• [Dataset entries on figures]:
•••
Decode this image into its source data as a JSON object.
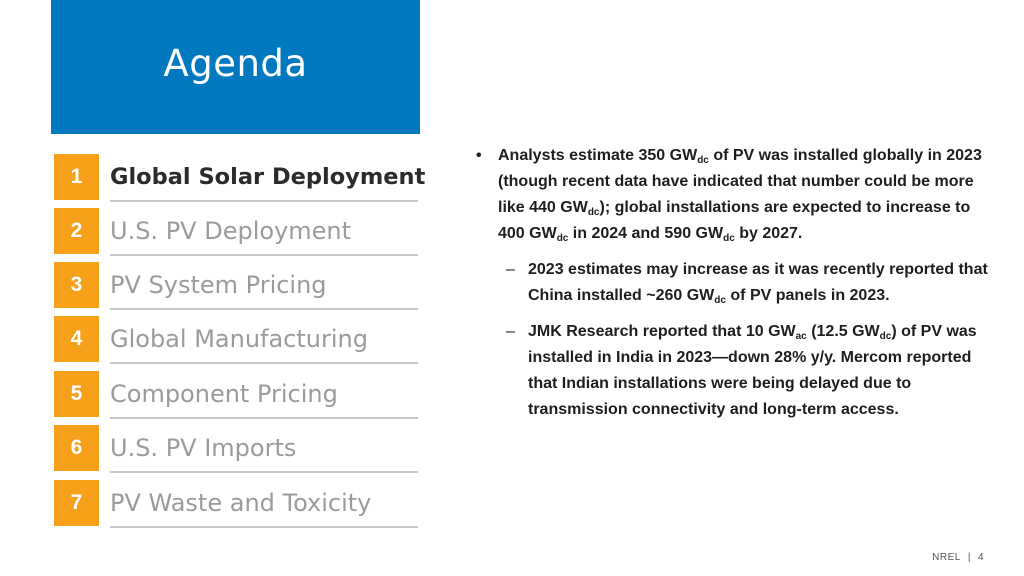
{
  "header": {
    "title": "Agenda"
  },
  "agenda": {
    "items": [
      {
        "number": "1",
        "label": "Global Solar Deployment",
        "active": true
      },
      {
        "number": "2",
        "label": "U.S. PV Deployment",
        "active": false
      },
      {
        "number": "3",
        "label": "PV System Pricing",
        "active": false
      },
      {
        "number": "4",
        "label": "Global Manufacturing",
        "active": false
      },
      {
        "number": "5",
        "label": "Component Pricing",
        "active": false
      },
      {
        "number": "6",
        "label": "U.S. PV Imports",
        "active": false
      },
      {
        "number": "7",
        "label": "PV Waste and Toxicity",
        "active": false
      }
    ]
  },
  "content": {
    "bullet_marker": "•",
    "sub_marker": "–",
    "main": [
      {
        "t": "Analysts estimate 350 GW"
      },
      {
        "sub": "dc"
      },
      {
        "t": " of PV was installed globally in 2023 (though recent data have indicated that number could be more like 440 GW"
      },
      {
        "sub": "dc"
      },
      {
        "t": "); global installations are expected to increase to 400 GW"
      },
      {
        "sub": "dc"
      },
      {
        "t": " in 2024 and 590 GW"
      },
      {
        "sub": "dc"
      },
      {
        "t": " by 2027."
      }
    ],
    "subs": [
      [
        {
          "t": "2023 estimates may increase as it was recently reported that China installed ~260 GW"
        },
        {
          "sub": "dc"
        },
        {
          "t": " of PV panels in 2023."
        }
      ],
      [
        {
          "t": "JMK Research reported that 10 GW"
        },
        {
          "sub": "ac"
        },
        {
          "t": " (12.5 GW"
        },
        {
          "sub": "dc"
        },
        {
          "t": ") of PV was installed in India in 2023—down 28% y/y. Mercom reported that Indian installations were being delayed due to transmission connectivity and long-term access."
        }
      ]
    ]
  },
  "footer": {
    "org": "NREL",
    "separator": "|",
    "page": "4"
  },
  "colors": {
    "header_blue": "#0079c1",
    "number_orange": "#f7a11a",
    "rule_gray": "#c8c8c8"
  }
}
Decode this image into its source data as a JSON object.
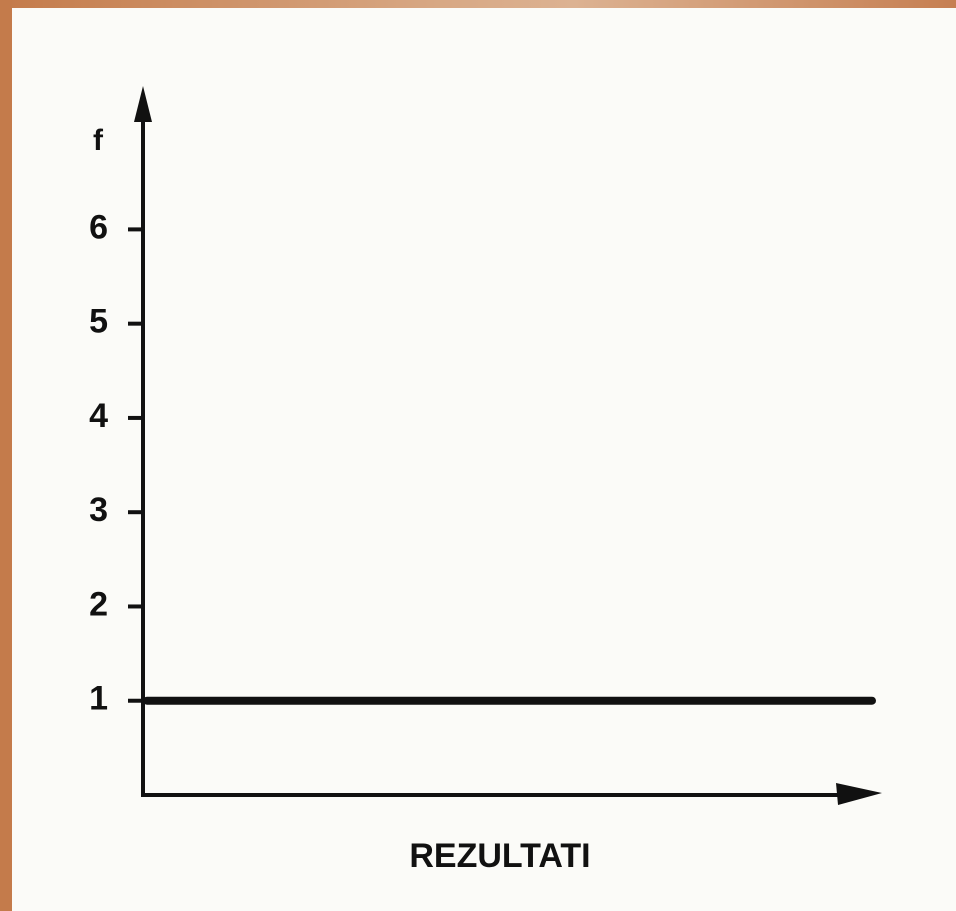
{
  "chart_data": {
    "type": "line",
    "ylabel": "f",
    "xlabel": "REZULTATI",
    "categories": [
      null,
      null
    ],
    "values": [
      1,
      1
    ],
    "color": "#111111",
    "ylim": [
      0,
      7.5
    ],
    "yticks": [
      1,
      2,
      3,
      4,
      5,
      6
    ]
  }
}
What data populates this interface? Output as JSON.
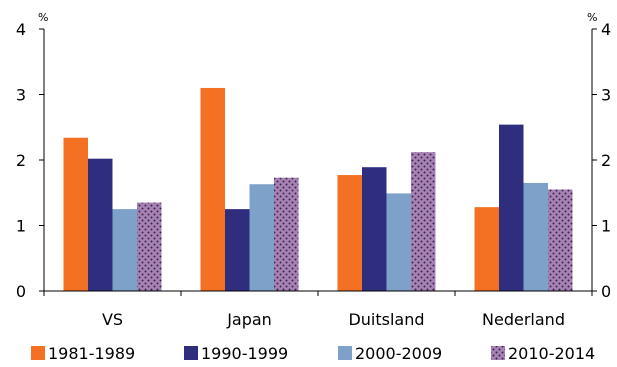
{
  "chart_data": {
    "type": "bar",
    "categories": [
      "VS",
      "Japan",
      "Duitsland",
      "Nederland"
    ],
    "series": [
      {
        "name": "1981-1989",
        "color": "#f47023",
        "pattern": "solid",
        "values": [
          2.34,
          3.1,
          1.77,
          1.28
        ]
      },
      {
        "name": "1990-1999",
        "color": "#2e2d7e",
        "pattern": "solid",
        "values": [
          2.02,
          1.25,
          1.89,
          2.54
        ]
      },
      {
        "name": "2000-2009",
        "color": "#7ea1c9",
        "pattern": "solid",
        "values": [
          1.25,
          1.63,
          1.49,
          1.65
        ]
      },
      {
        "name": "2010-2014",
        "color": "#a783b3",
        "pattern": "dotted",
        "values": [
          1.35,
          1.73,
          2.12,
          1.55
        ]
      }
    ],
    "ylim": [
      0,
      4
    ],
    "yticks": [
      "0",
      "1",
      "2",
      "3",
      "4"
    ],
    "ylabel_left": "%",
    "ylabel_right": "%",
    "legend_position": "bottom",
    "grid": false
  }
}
•••
• [WORK TO DO]:
Quote the data above in full and without alteration; skip the pictures.

• [ANSWER TO THE PROBLEM]:
Decode this image into its source data as a JSON object.
{
  "header": {
    "title": "Agenda"
  },
  "agenda": {
    "items": [
      {
        "number": "1",
        "label": "Global Solar Deployment",
        "active": true
      },
      {
        "number": "2",
        "label": "U.S. PV Deployment",
        "active": false
      },
      {
        "number": "3",
        "label": "PV System Pricing",
        "active": false
      },
      {
        "number": "4",
        "label": "Global Manufacturing",
        "active": false
      },
      {
        "number": "5",
        "label": "Component Pricing",
        "active": false
      },
      {
        "number": "6",
        "label": "U.S. PV Imports",
        "active": false
      },
      {
        "number": "7",
        "label": "PV Waste and Toxicity",
        "active": false
      }
    ]
  },
  "content": {
    "bullet_marker": "•",
    "sub_marker": "–",
    "main": [
      {
        "t": "Analysts estimate 350 GW"
      },
      {
        "sub": "dc"
      },
      {
        "t": " of PV was installed globally in 2023 (though recent data have indicated that number could be more like 440 GW"
      },
      {
        "sub": "dc"
      },
      {
        "t": "); global installations are expected to increase to 400 GW"
      },
      {
        "sub": "dc"
      },
      {
        "t": " in 2024 and 590 GW"
      },
      {
        "sub": "dc"
      },
      {
        "t": " by 2027."
      }
    ],
    "subs": [
      [
        {
          "t": "2023 estimates may increase as it was recently reported that China installed ~260 GW"
        },
        {
          "sub": "dc"
        },
        {
          "t": " of PV panels in 2023."
        }
      ],
      [
        {
          "t": "JMK Research reported that 10 GW"
        },
        {
          "sub": "ac"
        },
        {
          "t": " (12.5 GW"
        },
        {
          "sub": "dc"
        },
        {
          "t": ") of PV was installed in India in 2023—down 28% y/y. Mercom reported that Indian installations were being delayed due to transmission connectivity and long-term access."
        }
      ]
    ]
  },
  "footer": {
    "org": "NREL",
    "separator": "|",
    "page": "4"
  },
  "colors": {
    "header_blue": "#0079c1",
    "number_orange": "#f7a11a",
    "rule_gray": "#c8c8c8"
  }
}
Decode this image into its source data as a JSON object.
{
  "chart_data": {
    "type": "line",
    "ylabel": "f",
    "xlabel": "REZULTATI",
    "categories": [
      null,
      null
    ],
    "values": [
      1,
      1
    ],
    "color": "#111111",
    "ylim": [
      0,
      7.5
    ],
    "yticks": [
      1,
      2,
      3,
      4,
      5,
      6
    ]
  }
}
What data populates this interface? Output as JSON.
{
  "chart_data": {
    "type": "bar",
    "categories": [
      "VS",
      "Japan",
      "Duitsland",
      "Nederland"
    ],
    "series": [
      {
        "name": "1981-1989",
        "color": "#f47023",
        "pattern": "solid",
        "values": [
          2.34,
          3.1,
          1.77,
          1.28
        ]
      },
      {
        "name": "1990-1999",
        "color": "#2e2d7e",
        "pattern": "solid",
        "values": [
          2.02,
          1.25,
          1.89,
          2.54
        ]
      },
      {
        "name": "2000-2009",
        "color": "#7ea1c9",
        "pattern": "solid",
        "values": [
          1.25,
          1.63,
          1.49,
          1.65
        ]
      },
      {
        "name": "2010-2014",
        "color": "#a783b3",
        "pattern": "dotted",
        "values": [
          1.35,
          1.73,
          2.12,
          1.55
        ]
      }
    ],
    "ylim": [
      0,
      4
    ],
    "yticks": [
      "0",
      "1",
      "2",
      "3",
      "4"
    ],
    "ylabel_left": "%",
    "ylabel_right": "%",
    "legend_position": "bottom",
    "grid": false
  }
}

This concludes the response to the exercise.